Saved data entries:

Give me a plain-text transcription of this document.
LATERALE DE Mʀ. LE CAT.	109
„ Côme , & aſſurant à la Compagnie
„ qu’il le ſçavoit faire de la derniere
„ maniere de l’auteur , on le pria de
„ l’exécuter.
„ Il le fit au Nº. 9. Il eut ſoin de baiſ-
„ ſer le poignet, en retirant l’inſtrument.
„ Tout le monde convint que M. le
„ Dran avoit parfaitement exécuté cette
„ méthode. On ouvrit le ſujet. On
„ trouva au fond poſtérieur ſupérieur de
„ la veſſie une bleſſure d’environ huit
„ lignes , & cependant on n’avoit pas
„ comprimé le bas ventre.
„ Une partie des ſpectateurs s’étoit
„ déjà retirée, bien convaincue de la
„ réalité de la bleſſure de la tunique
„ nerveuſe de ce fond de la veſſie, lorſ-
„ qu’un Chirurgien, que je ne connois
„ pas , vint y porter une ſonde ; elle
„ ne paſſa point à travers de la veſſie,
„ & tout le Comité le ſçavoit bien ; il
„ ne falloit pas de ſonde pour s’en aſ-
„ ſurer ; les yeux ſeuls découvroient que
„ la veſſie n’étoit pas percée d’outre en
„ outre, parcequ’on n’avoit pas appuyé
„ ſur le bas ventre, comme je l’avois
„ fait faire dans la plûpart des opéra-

- **WORK TO COMPLETE**: Copy out every line of the data that includes "ſçavoit".

- **RESPONSE TO THIS TASK**:
„ qu’il le ſçavoit faire de la derniere
„ & tout le Comité le ſçavoit bien ; il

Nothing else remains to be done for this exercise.